Copy each line containing the word "this" from the records that follow, please.

==================================================

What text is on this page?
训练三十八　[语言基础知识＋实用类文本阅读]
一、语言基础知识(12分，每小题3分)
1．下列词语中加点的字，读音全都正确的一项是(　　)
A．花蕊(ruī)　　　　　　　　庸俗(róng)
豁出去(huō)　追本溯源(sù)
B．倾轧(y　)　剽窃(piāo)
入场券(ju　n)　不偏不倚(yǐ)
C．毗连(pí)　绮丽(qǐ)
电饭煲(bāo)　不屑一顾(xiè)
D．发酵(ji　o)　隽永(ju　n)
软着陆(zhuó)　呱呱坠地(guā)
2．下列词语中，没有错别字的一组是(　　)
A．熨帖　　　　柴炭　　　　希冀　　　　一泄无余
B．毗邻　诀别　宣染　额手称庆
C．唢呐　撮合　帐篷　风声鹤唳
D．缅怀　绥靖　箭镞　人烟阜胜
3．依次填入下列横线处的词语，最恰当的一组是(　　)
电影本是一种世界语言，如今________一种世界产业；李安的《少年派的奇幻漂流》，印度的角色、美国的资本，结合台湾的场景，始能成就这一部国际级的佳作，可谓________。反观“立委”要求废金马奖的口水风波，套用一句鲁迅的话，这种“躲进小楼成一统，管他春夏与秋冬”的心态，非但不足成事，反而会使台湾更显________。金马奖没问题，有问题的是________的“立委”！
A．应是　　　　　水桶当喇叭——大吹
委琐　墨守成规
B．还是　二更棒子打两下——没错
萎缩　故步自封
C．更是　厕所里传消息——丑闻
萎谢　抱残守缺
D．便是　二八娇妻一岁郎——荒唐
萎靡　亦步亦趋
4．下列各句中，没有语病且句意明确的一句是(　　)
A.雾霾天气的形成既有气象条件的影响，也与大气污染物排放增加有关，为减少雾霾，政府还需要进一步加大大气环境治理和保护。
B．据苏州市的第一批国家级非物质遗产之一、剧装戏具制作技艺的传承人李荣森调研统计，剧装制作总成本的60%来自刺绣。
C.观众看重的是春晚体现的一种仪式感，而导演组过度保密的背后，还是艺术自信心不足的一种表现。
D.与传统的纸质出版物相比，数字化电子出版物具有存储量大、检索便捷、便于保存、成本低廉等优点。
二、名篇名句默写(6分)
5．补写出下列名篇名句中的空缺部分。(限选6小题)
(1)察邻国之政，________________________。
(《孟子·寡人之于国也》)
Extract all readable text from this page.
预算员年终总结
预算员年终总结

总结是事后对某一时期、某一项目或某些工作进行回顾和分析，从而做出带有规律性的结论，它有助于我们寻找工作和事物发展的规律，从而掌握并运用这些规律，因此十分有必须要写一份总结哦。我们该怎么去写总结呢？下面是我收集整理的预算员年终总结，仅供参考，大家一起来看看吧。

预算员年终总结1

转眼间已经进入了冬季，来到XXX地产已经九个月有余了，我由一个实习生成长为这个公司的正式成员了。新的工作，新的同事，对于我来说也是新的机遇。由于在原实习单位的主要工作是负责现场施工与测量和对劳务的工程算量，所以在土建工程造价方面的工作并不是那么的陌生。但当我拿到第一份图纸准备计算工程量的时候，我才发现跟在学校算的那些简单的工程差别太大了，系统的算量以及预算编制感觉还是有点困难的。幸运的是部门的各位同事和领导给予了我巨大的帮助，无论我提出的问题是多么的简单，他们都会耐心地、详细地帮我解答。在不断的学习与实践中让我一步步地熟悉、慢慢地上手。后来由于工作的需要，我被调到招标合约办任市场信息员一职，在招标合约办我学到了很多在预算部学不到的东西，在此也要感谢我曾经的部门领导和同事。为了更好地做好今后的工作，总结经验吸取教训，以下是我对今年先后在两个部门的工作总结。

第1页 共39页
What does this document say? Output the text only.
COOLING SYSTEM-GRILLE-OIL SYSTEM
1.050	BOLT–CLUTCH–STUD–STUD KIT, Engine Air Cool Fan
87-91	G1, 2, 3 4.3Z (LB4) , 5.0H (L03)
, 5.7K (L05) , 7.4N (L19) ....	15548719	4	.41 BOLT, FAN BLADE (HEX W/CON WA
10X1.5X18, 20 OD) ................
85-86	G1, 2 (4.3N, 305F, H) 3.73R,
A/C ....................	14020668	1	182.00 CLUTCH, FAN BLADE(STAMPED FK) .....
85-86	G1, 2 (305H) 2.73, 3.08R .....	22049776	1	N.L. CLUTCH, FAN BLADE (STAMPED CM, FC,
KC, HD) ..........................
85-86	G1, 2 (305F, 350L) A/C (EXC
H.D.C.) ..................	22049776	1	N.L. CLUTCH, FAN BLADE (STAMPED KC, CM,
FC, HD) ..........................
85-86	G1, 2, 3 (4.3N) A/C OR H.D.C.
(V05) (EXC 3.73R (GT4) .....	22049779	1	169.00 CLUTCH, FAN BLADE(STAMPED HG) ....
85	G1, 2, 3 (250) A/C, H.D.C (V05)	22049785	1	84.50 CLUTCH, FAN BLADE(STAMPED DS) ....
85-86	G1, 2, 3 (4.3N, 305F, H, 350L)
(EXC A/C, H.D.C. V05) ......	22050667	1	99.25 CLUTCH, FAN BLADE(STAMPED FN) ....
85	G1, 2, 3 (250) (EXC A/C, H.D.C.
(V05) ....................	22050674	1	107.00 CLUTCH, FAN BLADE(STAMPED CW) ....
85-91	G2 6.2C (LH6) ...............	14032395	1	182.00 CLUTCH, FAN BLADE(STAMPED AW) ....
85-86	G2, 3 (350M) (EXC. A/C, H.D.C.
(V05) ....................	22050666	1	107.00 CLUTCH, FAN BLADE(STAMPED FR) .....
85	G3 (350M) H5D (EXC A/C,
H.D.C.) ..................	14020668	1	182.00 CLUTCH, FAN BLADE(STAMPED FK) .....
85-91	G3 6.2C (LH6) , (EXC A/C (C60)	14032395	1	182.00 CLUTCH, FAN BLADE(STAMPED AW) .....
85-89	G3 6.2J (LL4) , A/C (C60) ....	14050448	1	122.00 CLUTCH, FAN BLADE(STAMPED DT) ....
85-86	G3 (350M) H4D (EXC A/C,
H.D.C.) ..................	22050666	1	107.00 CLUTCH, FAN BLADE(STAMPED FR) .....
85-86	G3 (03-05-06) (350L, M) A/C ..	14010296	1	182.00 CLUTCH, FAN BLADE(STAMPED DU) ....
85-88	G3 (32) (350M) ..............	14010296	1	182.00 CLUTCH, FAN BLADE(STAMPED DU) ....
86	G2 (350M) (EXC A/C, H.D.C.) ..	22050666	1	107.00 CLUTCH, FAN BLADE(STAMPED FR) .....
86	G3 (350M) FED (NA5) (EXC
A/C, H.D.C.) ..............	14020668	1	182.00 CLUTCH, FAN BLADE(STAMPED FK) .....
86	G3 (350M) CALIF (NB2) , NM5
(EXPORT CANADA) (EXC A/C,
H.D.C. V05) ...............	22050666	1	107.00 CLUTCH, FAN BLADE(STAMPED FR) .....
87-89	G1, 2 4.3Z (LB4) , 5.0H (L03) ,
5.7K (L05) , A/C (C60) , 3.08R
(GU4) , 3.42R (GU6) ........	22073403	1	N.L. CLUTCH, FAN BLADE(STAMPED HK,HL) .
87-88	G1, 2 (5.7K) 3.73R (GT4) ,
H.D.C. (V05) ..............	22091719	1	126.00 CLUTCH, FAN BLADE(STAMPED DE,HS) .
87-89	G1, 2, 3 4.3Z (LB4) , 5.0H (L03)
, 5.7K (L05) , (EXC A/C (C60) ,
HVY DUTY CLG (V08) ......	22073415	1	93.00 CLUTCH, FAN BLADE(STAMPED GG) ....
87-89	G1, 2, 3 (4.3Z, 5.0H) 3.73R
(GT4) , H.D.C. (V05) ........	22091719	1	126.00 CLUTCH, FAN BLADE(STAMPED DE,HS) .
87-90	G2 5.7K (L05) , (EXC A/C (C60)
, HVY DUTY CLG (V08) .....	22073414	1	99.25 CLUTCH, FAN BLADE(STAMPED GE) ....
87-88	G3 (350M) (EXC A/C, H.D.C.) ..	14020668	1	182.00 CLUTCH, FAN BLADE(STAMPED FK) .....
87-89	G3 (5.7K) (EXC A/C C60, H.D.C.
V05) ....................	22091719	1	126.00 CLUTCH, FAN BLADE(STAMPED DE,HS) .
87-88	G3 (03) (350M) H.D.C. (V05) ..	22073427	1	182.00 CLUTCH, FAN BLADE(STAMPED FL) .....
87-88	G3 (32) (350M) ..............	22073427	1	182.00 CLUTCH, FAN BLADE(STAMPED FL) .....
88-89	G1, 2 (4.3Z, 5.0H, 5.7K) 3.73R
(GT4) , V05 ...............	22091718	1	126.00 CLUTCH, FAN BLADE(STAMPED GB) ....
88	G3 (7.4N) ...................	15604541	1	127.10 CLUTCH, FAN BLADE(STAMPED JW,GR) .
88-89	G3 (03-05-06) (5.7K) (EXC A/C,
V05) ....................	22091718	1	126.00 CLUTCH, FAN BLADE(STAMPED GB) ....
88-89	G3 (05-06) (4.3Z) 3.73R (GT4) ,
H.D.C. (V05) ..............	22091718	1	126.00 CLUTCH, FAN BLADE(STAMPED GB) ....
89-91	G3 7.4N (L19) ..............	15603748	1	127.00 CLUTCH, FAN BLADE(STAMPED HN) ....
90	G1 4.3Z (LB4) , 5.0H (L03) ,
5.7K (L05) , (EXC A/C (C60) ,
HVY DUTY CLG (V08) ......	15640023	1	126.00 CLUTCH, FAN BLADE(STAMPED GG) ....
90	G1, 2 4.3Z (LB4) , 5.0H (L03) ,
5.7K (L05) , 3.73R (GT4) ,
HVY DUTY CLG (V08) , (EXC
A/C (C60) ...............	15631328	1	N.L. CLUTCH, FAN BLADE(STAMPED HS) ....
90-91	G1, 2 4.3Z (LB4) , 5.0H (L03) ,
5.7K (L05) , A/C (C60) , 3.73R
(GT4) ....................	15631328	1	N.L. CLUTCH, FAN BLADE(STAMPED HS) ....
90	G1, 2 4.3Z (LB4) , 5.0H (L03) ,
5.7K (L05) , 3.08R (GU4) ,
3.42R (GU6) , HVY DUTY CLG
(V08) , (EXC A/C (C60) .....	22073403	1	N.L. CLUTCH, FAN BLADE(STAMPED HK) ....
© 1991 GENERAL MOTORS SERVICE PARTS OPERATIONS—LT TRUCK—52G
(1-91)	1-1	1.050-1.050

==================================================

* **Written solution**:
What text is on this page?
Extract all readable text from this page.
What does this document say? Output the text only.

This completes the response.